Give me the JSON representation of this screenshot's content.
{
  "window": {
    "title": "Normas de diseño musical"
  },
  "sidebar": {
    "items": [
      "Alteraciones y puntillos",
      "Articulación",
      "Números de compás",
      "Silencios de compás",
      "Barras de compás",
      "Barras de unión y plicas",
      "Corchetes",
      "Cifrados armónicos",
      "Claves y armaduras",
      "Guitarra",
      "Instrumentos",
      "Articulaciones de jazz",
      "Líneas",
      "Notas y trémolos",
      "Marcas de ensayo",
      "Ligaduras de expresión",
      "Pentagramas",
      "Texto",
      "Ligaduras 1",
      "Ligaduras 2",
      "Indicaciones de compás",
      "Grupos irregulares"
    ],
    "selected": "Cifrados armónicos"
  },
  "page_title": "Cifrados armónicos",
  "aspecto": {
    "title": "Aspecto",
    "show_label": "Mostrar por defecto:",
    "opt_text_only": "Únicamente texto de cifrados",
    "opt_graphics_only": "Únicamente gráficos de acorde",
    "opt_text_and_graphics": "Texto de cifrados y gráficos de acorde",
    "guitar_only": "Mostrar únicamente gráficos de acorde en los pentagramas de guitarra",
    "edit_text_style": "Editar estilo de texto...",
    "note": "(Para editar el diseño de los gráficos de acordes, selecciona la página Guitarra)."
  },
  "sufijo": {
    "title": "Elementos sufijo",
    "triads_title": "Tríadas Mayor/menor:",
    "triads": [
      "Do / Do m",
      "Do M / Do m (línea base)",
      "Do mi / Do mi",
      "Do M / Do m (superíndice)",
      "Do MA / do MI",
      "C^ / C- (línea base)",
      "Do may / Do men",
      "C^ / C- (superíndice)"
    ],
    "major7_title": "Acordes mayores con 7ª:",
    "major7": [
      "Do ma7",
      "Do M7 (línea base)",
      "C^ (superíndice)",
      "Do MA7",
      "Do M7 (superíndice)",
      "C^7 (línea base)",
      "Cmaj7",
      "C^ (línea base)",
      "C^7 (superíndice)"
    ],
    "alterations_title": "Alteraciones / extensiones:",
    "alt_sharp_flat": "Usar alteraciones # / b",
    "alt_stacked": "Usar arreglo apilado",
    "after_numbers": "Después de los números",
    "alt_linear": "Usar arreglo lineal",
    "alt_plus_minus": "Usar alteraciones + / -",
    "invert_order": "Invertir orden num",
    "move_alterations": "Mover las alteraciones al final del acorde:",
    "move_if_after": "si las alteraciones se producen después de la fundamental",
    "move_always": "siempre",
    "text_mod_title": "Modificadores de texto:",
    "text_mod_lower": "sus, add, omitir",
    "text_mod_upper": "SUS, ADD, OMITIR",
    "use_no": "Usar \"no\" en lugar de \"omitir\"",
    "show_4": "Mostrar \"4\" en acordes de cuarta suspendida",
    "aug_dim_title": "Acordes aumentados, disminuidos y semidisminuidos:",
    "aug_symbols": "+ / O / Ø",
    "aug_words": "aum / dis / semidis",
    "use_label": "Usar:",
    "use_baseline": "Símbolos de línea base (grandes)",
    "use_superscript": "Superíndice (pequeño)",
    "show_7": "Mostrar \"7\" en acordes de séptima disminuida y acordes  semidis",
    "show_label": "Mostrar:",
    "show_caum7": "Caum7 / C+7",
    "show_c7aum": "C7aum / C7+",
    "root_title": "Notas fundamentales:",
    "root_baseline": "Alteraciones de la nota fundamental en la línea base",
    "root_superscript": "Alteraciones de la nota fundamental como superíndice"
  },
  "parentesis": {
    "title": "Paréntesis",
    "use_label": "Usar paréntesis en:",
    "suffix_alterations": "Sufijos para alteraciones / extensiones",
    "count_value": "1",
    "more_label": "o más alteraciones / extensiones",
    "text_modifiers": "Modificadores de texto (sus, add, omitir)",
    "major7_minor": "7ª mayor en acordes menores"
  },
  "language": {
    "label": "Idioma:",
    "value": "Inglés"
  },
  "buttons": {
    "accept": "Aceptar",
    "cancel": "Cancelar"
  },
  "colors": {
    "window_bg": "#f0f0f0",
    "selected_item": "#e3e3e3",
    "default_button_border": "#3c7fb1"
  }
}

What the exercise asks: Extract every entry in the listing word for word.

Exercise answer:
Give me the JSON representation of this screenshot's content.
{
  "window": {
    "title": "Normas de diseño musical"
  },
  "sidebar": {
    "items": [
      "Alteraciones y puntillos",
      "Articulación",
      "Números de compás",
      "Silencios de compás",
      "Barras de compás",
      "Barras de unión y plicas",
      "Corchetes",
      "Cifrados armónicos",
      "Claves y armaduras",
      "Guitarra",
      "Instrumentos",
      "Articulaciones de jazz",
      "Líneas",
      "Notas y trémolos",
      "Marcas de ensayo",
      "Ligaduras de expresión",
      "Pentagramas",
      "Texto",
      "Ligaduras 1",
      "Ligaduras 2",
      "Indicaciones de compás",
      "Grupos irregulares"
    ],
    "selected": "Cifrados armónicos"
  },
  "page_title": "Cifrados armónicos",
  "aspecto": {
    "title": "Aspecto",
    "show_label": "Mostrar por defecto:",
    "opt_text_only": "Únicamente texto de cifrados",
    "opt_graphics_only": "Únicamente gráficos de acorde",
    "opt_text_and_graphics": "Texto de cifrados y gráficos de acorde",
    "guitar_only": "Mostrar únicamente gráficos de acorde en los pentagramas de guitarra",
    "edit_text_style": "Editar estilo de texto...",
    "note": "(Para editar el diseño de los gráficos de acordes, selecciona la página Guitarra)."
  },
  "sufijo": {
    "title": "Elementos sufijo",
    "triads_title": "Tríadas Mayor/menor:",
    "triads": [
      "Do / Do m",
      "Do M / Do m (línea base)",
      "Do mi / Do mi",
      "Do M / Do m (superíndice)",
      "Do MA / do MI",
      "C^ / C- (línea base)",
      "Do may / Do men",
      "C^ / C- (superíndice)"
    ],
    "major7_title": "Acordes mayores con 7ª:",
    "major7": [
      "Do ma7",
      "Do M7 (línea base)",
      "C^ (superíndice)",
      "Do MA7",
      "Do M7 (superíndice)",
      "C^7 (línea base)",
      "Cmaj7",
      "C^ (línea base)",
      "C^7 (superíndice)"
    ],
    "alterations_title": "Alteraciones / extensiones:",
    "alt_sharp_flat": "Usar alteraciones # / b",
    "alt_stacked": "Usar arreglo apilado",
    "after_numbers": "Después de los números",
    "alt_linear": "Usar arreglo lineal",
    "alt_plus_minus": "Usar alteraciones + / -",
    "invert_order": "Invertir orden num",
    "move_alterations": "Mover las alteraciones al final del acorde:",
    "move_if_after": "si las alteraciones se producen después de la fundamental",
    "move_always": "siempre",
    "text_mod_title": "Modificadores de texto:",
    "text_mod_lower": "sus, add, omitir",
    "text_mod_upper": "SUS, ADD, OMITIR",
    "use_no": "Usar \"no\" en lugar de \"omitir\"",
    "show_4": "Mostrar \"4\" en acordes de cuarta suspendida",
    "aug_dim_title": "Acordes aumentados, disminuidos y semidisminuidos:",
    "aug_symbols": "+ / O / Ø",
    "aug_words": "aum / dis / semidis",
    "use_label": "Usar:",
    "use_baseline": "Símbolos de línea base (grandes)",
    "use_superscript": "Superíndice (pequeño)",
    "show_7": "Mostrar \"7\" en acordes de séptima disminuida y acordes  semidis",
    "show_label": "Mostrar:",
    "show_caum7": "Caum7 / C+7",
    "show_c7aum": "C7aum / C7+",
    "root_title": "Notas fundamentales:",
    "root_baseline": "Alteraciones de la nota fundamental en la línea base",
    "root_superscript": "Alteraciones de la nota fundamental como superíndice"
  },
  "parentesis": {
    "title": "Paréntesis",
    "use_label": "Usar paréntesis en:",
    "suffix_alterations": "Sufijos para alteraciones / extensiones",
    "count_value": "1",
    "more_label": "o más alteraciones / extensiones",
    "text_modifiers": "Modificadores de texto (sus, add, omitir)",
    "major7_minor": "7ª mayor en acordes menores"
  },
  "language": {
    "label": "Idioma:",
    "value": "Inglés"
  },
  "buttons": {
    "accept": "Aceptar",
    "cancel": "Cancelar"
  },
  "colors": {
    "window_bg": "#f0f0f0",
    "selected_item": "#e3e3e3",
    "default_button_border": "#3c7fb1"
  }
}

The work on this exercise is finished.